- Stored entries
+++

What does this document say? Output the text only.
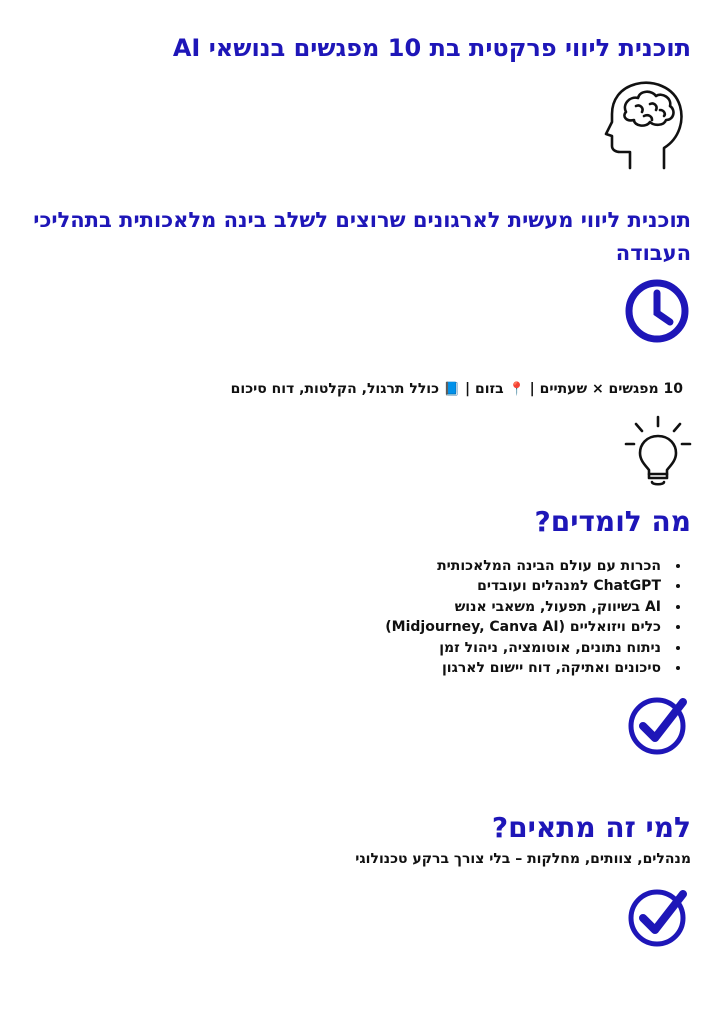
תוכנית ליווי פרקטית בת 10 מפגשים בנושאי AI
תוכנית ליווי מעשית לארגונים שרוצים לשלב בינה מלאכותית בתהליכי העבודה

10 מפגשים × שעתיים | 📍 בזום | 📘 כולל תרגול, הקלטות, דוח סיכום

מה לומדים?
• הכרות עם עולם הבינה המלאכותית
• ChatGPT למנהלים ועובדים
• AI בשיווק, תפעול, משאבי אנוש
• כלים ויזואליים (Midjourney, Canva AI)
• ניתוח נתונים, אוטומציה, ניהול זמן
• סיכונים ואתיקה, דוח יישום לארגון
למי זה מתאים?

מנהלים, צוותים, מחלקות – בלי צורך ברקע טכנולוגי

+++

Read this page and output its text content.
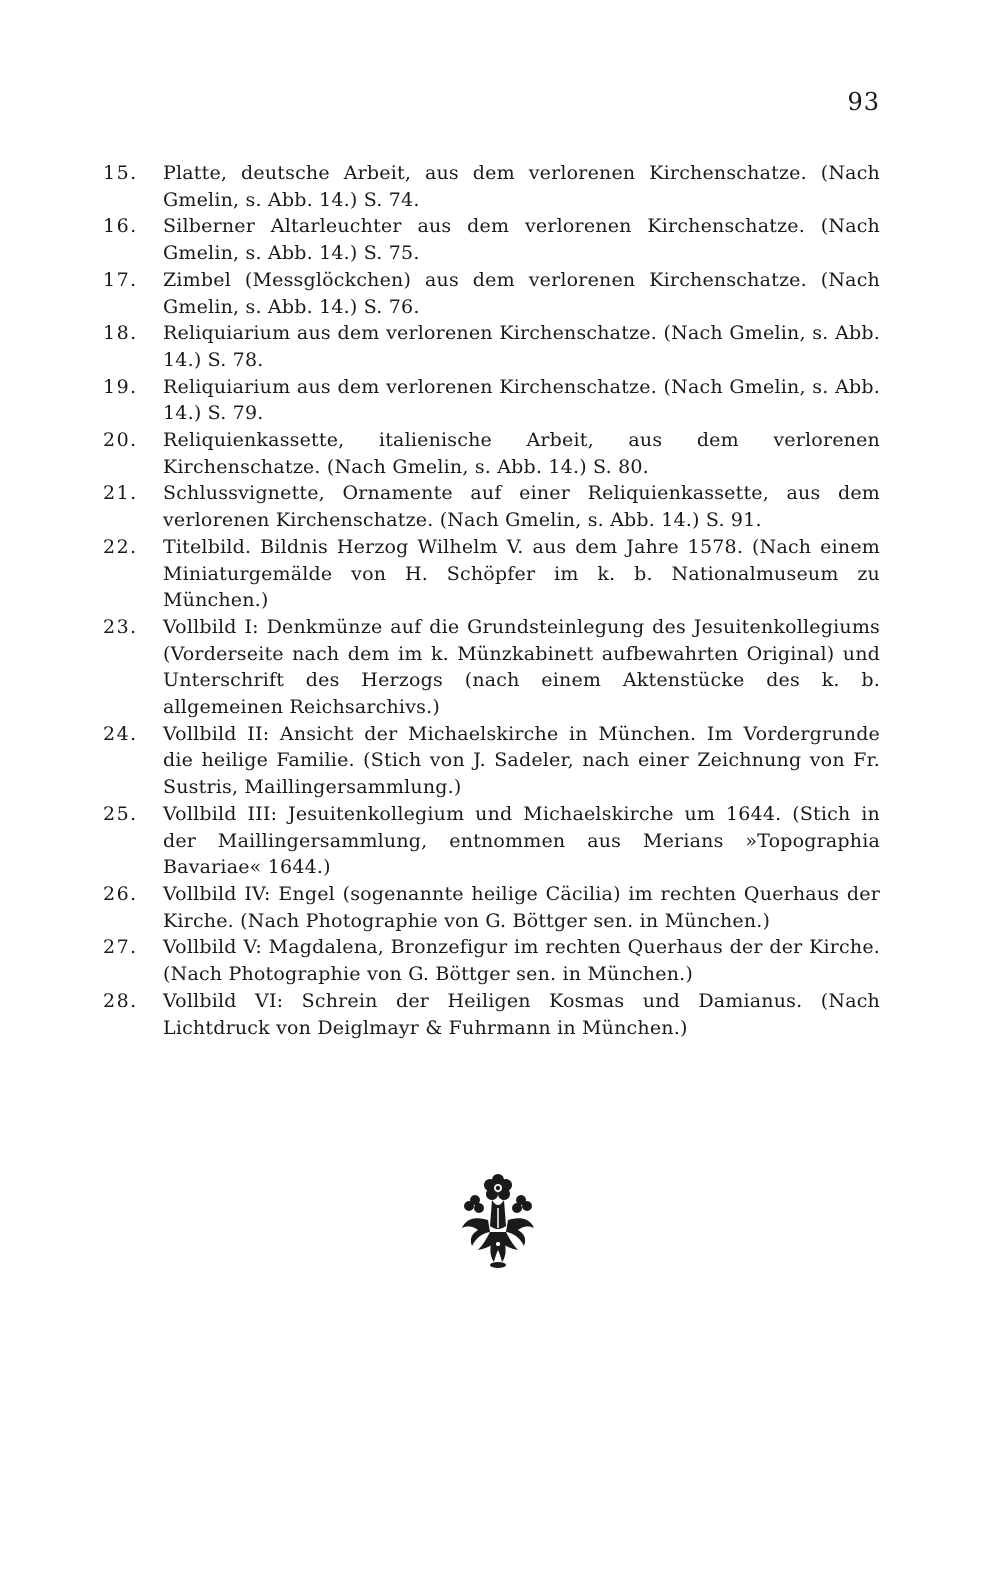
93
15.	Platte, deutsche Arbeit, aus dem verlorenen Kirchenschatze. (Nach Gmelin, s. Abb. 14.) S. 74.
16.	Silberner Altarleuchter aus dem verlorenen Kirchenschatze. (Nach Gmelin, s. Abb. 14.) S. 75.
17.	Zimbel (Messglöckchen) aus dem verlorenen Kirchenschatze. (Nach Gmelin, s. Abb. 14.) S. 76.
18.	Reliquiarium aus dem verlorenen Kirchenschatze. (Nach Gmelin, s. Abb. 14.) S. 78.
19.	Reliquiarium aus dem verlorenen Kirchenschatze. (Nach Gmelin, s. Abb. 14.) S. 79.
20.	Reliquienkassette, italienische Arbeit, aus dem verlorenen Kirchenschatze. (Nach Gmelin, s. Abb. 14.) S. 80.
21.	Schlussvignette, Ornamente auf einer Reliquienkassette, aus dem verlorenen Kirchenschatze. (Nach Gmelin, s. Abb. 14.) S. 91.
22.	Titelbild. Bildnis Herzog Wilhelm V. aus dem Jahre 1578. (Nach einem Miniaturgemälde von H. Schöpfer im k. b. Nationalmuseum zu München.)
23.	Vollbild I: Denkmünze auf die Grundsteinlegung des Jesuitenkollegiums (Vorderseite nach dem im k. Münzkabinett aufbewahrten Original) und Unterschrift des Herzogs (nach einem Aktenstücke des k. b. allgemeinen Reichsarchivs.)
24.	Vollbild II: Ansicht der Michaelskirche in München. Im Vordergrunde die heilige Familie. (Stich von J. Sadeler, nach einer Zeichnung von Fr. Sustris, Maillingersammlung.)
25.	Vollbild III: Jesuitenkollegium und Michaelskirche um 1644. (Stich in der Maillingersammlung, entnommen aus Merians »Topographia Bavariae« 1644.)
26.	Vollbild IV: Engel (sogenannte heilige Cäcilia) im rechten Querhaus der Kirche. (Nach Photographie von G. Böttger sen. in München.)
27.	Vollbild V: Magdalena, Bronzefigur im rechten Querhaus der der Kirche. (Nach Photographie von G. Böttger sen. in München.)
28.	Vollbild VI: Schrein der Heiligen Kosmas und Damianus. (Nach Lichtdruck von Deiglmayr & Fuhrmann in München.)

+++

Find how many lines of the entries contain "rechten". Respond with the number only.

2